Document segment:
American journalist and historian (1854–1931)

Jane Meade Welch (March 11, 1854 – September 30, 1931) was an American journalist and historian who lectured and wrote on American history. She was the first woman in Buffalo, New York to become a professional journalist, the first American woman to lecture at Cambridge University, and the first American woman whose work was accepted by the British Association. Welch was a pioneer among American women in developing an extensive group of American history lecture courses.

==Early life and education==
Jane Meade Welch, daughter of Thomas Cary Welch and Maria Allen Meade Welch, was born in Buffalo, New York on March 11, 1854. Of New England ancestry, she was descended from John Alden, Priscilla Alden, and Samuel Seabury.

Welch graduated from Buffalo Female Academy (now Buffalo Seminary) at the age of 16. At Elmira College, she was the best historian of her class, often rising at four o'clock in the morning to study David Hume and Thomas Babington Macaulay. Her studies were interrupted in her sophomore year by an almost fatal illness.

==Career==
===Journalist===
Welch was an invalid for two years before she regained her health and became a practical journalist, beginning as a music critic. For a year, she served as a general writer on the Buffalo Express. She next joined the staff of the Buffalo Courier (now Buffalo Courier), writing anonymously. During the 10 years she served at the Courier, Welch worked in a variety of areas, from writing advertisements to pieces on a political leader. She served as society editor and occasional contributor of editorial articles, as well as preparing and conducting a woman's work column. Welch was the first woman in Buffalo to make a career of journalism.

Data supplied:
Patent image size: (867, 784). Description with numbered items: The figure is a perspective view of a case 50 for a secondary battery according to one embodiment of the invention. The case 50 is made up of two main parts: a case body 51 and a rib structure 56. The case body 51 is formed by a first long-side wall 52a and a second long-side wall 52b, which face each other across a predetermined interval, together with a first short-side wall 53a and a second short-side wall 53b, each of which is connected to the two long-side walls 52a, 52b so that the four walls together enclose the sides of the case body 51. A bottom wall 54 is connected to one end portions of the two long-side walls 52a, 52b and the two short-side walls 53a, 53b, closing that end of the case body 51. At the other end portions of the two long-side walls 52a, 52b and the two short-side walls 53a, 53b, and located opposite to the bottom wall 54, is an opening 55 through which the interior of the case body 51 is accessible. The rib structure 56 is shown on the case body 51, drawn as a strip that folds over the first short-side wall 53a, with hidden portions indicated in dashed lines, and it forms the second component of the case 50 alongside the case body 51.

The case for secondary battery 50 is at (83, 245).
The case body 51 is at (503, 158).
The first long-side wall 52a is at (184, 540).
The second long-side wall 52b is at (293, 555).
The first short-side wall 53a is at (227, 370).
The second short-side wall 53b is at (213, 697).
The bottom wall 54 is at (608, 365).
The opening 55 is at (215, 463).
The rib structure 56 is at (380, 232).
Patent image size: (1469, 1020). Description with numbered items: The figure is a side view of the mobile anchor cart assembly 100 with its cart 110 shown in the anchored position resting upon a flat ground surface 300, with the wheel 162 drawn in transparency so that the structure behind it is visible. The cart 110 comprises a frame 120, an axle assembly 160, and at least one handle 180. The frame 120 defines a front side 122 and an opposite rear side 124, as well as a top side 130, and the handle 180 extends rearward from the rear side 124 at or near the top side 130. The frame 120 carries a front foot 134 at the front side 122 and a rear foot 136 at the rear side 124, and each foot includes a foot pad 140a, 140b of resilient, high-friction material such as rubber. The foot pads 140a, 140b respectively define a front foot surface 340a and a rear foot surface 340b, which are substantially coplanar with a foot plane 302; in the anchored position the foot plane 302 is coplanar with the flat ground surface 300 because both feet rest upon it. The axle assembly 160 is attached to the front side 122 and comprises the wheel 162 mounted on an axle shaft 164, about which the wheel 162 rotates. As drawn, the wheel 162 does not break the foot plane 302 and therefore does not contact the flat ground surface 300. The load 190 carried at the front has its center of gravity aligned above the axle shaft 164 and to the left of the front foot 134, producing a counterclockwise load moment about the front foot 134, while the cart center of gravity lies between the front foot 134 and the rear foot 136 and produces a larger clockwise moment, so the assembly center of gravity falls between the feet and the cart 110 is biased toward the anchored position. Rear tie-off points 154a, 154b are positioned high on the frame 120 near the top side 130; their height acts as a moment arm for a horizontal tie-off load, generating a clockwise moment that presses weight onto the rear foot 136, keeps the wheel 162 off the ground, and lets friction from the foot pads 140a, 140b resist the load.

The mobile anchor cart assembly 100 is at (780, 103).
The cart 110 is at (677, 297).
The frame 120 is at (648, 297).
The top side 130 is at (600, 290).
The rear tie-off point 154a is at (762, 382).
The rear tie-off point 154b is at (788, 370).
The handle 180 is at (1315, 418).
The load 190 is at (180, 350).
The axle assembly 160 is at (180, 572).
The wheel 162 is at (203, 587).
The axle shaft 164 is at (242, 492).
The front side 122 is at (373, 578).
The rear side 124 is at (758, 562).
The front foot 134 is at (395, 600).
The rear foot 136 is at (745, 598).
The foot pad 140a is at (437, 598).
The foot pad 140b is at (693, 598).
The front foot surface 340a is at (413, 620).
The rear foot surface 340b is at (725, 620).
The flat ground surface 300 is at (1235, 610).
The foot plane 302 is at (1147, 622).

Exercise prompt: Reproduce the section of the passage on Jane Meade Welch that begins at "American journalist and historian (1854–1931)" and stops after "history lecture courses.", switching "lecture courses" to "lecture series".

Reply:
American journalist and historian (1854–1931)

Jane Meade Welch (March 11, 1854 – September 30, 1931) was an American journalist and historian who lectured and wrote on American history. She was the first woman in Buffalo, New York to become a professional journalist, the first American woman to lecture at Cambridge University, and the first American woman whose work was accepted by the British Association. Welch was a pioneer among American women in developing an extensive group of American history lecture series.